Texto extraído:
..........
Cuarto domingo de Cuaresma

Cuarto domingo de Cuaresma «Laetare»

  

Antífona de entrada

  

Alégrate, Jerusalén, reuníos todos los que la amáis, regocijaos los que estuvisteis tristes para que exultéis; mamaréis a sus pechos y os saciaréis de sus consuelos (cf. Is 66,10-11).

 Oración colecta

  

Oh, Dios, que, por tu Verbo, realizas de modo admirable la reconciliación del género humano, haz que el pueblo cristiano se apresure, con fe gozosa y entrega diligente, a celebrar las próximas fiestas pascuales. Por nuestro Señor Jesucristo.

  

Lectura del segundo libro de las Crónicas 36,14-16. 19-23

  

En aquellos días, todos los jefes, los sacerdotes y el pueblo multiplicaron sus infidelidades, imitando las aberraciones de los pueblos y profanando el templo del Señor, que él había consagrado en Jerusalén. El Señor, Dios de sus padres, les enviaba mensajeros a diario porque sentía lástima de su pueblo y de su morada; pero ellos escarnecían a los mensajeros de Dios, se reían de sus palabras y se burlaban de sus profetas, hasta que la ira del Señor se encendió irremediablemente contra su pueblo. Incendiaron el templo de Dios, derribaron la muralla de Jerusalén, incendiaron todos sus palacios y destrozaron todos los objetos valiosos. Deportó a Babilonia a todos los que habían escapado de la espada. Fueron esclavos suyos y de sus hijos hasta el advenimiento del reino persa. Así se cumplió lo que había dicho Dios por medio de Jeremías: «Hasta que la tierra pague los sábados, descansará todos los días de la desolación, hasta cumplirse setenta años». En el año primero de Ciro, rey de Persia, para cumplir lo que había dicho Dios por medio de Jeremías, el Señor movió a Ciro, rey de Persia, a promulgar de palabra y por escrito en todo su reino: «Así dice Ciro, rey de Persia: El Señor, Dios del cielo, me ha entregado todos los reinos de la tierra. Él me ha encargado construirle un templo en Jerusalén de Judá. Quien de entre vosotros pertenezca a ese pueblo puede volver. ¡Que el Señor, su Dios, esté con él!»

……….

La deportación de los judíos en Babilonia se llevó a cabo en dos momentos: el primero, narrado en el libro de las Crónicas, es el que recoge la lectura de hoy; el segundo, consignado en el segundo libro de los Reyes, sucedió 11 años después. El destierro se prolongó todo el tiempo que Nabucodonosor se mantuvo en el trono, un total de setenta años. Fue el rey de Persia, Ciro, el que, al destronar a Nabucodonosor, permitió marchar a sus países de origen a todos los deportados por el anterior monarca. Todos estos hechos fueron interpretados teológicamente por Israel: la deportación fue un castigo por sus pecados; la vuelta a la patria es la nueva oportunidad que Dios da al pueblo para seguir caminando en la Alianza establecida con Moisés, una alianza que, ahora, ofrecía una mayor garantía de su cumplimiento por parte del pueblo: “Pondré mi ley en su interior y la escribiré en sus corazones”, escucharemos en la primera lectura del próximo domingo.
..........
Objetivo de la tarea: Transcribe sin cambios, del texto del cuarto domingo de Cuaresma, el fragmento que empieza con las palabras que contienen «Oh, Dios, que, por» y termina con «nuestro Señor Jesucristo.». El material no tiene relación con el texto del cuarto domingo de Cuaresma.

Segmento de datos:
..........
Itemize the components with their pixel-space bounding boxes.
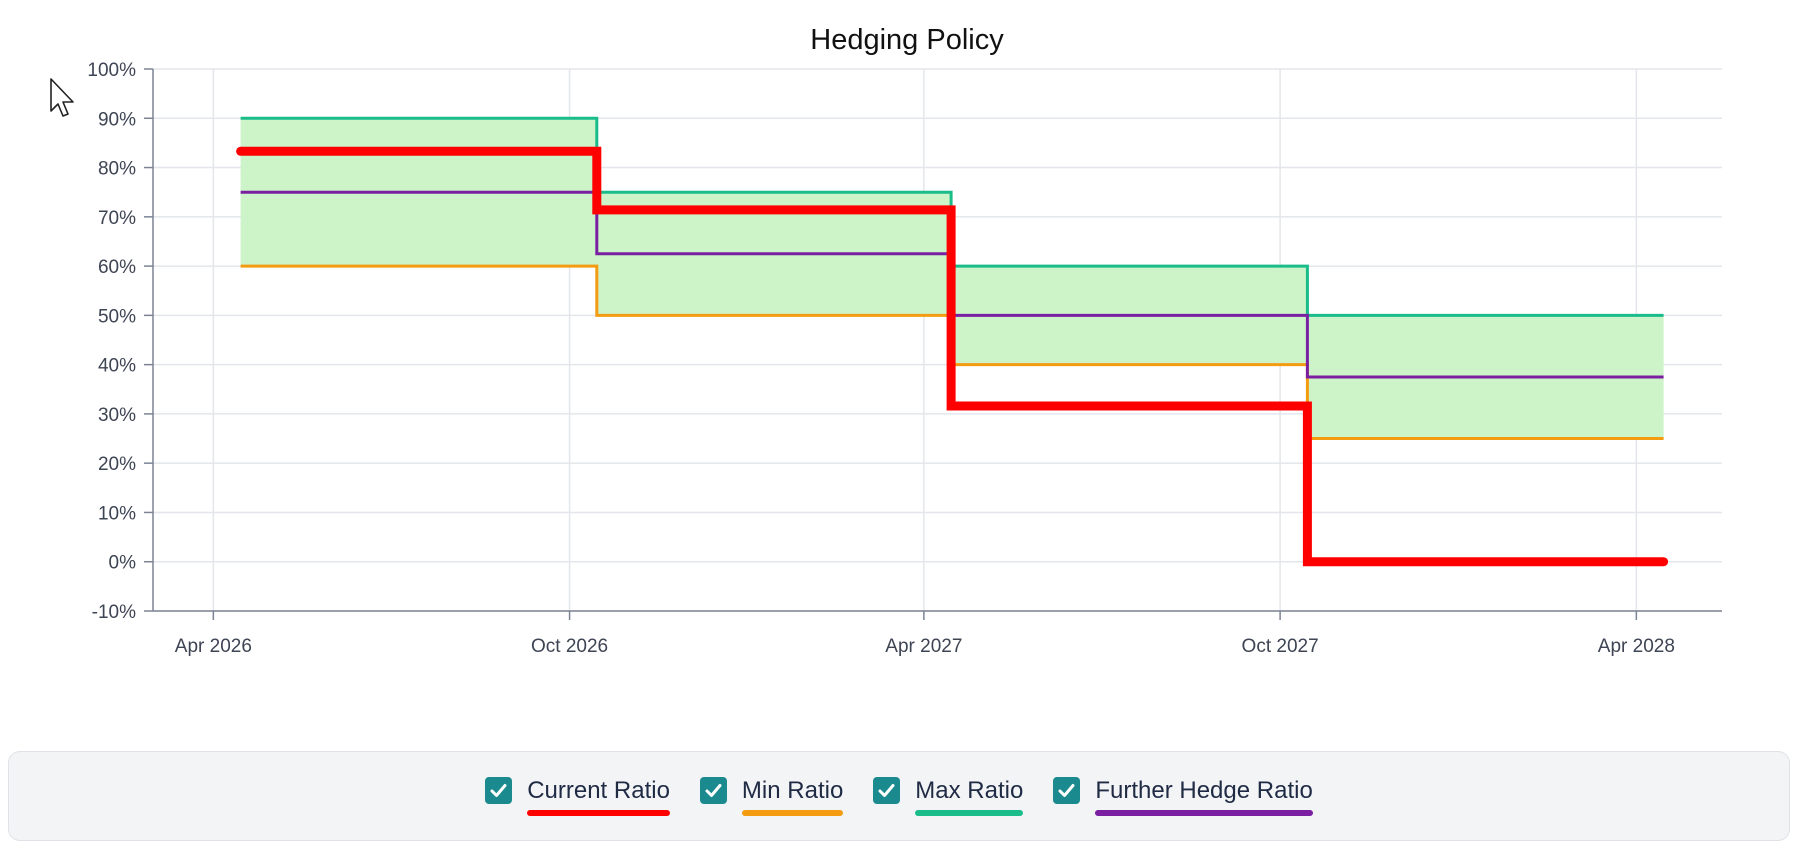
..........
Respuesta:
Oh, Dios, que, por tu Verbo, realizas de modo admirable la reconciliación del género humano, haz que el pueblo cristiano se apresure, con fe gozosa y entrega diligente, a celebrar las próximas fiestas pascuales. Por nuestro Señor Jesucristo.